→ **INFORMATION SUPPLIED**:
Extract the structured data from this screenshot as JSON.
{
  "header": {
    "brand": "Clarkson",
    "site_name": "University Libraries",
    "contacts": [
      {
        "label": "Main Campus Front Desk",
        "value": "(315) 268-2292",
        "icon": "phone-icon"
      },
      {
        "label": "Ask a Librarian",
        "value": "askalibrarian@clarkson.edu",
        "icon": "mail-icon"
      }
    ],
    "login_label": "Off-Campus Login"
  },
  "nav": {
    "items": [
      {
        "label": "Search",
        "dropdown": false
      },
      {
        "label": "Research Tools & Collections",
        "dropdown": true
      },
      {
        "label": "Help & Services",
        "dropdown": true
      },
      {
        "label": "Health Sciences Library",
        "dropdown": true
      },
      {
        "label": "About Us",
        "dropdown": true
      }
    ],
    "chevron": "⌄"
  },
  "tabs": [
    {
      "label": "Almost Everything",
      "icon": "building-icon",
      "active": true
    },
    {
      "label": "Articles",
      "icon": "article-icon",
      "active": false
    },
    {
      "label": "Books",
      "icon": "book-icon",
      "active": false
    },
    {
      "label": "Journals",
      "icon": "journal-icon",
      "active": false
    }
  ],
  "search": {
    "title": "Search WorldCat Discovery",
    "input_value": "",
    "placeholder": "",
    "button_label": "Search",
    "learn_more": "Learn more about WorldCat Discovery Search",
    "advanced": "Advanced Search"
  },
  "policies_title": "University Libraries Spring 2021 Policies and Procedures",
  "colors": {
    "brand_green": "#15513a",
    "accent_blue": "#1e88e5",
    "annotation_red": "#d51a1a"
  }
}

→ **CHALLENGE**: Find the string "University" in the listing and return every line that holds it.

→ **ANSWER IN FULL**:
    "site_name": "University Libraries",
  "policies_title": "University Libraries Spring 2021 Policies and Procedures",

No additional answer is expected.